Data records

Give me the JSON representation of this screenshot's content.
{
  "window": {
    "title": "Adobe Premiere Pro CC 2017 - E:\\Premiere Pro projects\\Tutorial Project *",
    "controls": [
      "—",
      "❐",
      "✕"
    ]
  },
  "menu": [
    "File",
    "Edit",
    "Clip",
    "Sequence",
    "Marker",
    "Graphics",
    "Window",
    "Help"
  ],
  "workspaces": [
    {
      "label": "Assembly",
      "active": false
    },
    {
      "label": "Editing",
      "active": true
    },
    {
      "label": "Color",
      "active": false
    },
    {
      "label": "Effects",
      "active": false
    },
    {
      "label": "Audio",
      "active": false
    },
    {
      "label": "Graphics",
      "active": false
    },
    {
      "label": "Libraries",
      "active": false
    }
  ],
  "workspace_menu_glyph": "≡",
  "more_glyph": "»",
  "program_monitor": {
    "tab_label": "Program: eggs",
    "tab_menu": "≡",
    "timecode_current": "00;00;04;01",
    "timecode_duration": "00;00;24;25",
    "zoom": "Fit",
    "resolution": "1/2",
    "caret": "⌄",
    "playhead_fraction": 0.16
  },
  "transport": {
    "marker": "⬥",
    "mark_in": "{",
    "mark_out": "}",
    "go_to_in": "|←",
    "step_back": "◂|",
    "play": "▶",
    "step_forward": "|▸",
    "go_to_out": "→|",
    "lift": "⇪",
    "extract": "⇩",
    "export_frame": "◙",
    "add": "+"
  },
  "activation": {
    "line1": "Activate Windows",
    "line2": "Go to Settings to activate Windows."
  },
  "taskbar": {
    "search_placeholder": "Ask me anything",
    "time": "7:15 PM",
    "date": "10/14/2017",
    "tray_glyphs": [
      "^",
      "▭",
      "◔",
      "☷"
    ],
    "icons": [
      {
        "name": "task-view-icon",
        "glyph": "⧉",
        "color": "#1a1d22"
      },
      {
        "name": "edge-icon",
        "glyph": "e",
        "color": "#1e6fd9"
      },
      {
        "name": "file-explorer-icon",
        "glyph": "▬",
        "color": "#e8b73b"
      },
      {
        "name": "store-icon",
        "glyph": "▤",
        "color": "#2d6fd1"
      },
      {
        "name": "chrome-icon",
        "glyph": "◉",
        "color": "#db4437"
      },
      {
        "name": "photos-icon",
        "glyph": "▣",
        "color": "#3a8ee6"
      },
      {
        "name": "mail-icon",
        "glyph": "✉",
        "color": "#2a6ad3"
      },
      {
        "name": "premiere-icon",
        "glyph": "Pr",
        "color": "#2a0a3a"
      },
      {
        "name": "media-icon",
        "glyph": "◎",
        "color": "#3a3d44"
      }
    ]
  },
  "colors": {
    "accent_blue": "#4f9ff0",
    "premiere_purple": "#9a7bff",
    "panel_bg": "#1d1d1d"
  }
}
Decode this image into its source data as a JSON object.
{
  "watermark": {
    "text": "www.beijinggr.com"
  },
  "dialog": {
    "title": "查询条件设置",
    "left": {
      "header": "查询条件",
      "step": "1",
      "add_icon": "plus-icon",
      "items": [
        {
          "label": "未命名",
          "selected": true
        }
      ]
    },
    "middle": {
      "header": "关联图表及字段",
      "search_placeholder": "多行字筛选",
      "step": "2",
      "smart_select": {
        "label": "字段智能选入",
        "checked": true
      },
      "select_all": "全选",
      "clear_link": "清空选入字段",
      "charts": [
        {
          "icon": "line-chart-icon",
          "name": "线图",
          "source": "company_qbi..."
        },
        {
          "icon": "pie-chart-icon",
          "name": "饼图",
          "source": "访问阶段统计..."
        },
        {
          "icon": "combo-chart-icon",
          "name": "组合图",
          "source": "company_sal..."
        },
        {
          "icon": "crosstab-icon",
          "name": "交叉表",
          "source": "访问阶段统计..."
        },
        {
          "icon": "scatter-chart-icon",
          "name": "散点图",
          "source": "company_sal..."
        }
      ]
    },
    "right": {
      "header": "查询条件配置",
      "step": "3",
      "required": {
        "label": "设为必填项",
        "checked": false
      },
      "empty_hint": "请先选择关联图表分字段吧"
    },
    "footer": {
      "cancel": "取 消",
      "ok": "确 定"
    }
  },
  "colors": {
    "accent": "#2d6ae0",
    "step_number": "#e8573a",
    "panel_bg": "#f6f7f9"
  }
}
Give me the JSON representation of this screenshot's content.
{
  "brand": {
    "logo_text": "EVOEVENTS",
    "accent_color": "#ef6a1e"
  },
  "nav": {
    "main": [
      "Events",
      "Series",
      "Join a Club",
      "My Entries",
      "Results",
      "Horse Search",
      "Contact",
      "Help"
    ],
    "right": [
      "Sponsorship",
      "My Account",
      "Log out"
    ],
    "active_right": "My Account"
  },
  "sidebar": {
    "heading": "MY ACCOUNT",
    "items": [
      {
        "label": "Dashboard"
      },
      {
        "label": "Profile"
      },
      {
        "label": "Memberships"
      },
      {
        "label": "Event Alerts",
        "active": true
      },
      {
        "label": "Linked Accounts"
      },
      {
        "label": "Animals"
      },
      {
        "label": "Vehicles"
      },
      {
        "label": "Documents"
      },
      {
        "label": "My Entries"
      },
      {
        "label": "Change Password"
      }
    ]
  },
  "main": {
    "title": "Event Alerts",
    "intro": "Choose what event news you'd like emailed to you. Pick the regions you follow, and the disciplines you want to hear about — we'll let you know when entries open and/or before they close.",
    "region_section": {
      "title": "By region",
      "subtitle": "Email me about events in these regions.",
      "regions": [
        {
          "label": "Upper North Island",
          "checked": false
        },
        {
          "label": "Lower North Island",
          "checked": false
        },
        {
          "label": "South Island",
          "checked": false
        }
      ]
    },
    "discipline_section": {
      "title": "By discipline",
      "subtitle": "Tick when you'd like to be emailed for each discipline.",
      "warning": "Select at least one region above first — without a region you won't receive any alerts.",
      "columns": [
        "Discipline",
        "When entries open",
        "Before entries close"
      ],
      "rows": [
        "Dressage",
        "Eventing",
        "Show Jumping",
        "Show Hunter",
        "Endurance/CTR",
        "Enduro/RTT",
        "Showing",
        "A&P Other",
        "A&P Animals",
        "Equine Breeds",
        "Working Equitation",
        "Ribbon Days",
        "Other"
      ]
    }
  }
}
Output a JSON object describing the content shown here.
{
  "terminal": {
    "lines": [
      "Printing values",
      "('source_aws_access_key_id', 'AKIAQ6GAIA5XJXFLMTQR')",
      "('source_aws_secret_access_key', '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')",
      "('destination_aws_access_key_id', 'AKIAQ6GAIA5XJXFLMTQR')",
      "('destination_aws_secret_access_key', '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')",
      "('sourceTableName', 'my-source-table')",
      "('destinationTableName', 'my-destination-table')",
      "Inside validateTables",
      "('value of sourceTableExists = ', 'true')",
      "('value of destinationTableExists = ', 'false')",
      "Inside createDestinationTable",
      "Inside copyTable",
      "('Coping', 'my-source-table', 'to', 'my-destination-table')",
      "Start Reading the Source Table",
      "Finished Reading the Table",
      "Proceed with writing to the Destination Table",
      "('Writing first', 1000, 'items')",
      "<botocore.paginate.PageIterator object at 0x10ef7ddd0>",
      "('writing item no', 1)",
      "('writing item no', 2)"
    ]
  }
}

- EXERCISE DESCRIPTION
Quote the lines of the listing above that run from the line with "Output a JSON" through its last line, both included, and nothing else.

- REPLY TO THE TASK
Output a JSON object describing the content shown here.
{
  "terminal": {
    "lines": [
      "Printing values",
      "('source_aws_access_key_id', 'AKIAQ6GAIA5XJXFLMTQR')",
      "('source_aws_secret_access_key', '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')",
      "('destination_aws_access_key_id', 'AKIAQ6GAIA5XJXFLMTQR')",
      "('destination_aws_secret_access_key', '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')",
      "('sourceTableName', 'my-source-table')",
      "('destinationTableName', 'my-destination-table')",
      "Inside validateTables",
      "('value of sourceTableExists = ', 'true')",
      "('value of destinationTableExists = ', 'false')",
      "Inside createDestinationTable",
      "Inside copyTable",
      "('Coping', 'my-source-table', 'to', 'my-destination-table')",
      "Start Reading the Source Table",
      "Finished Reading the Table",
      "Proceed with writing to the Destination Table",
      "('Writing first', 1000, 'items')",
      "<botocore.paginate.PageIterator object at 0x10ef7ddd0>",
      "('writing item no', 1)",
      "('writing item no', 2)"
    ]
  }
}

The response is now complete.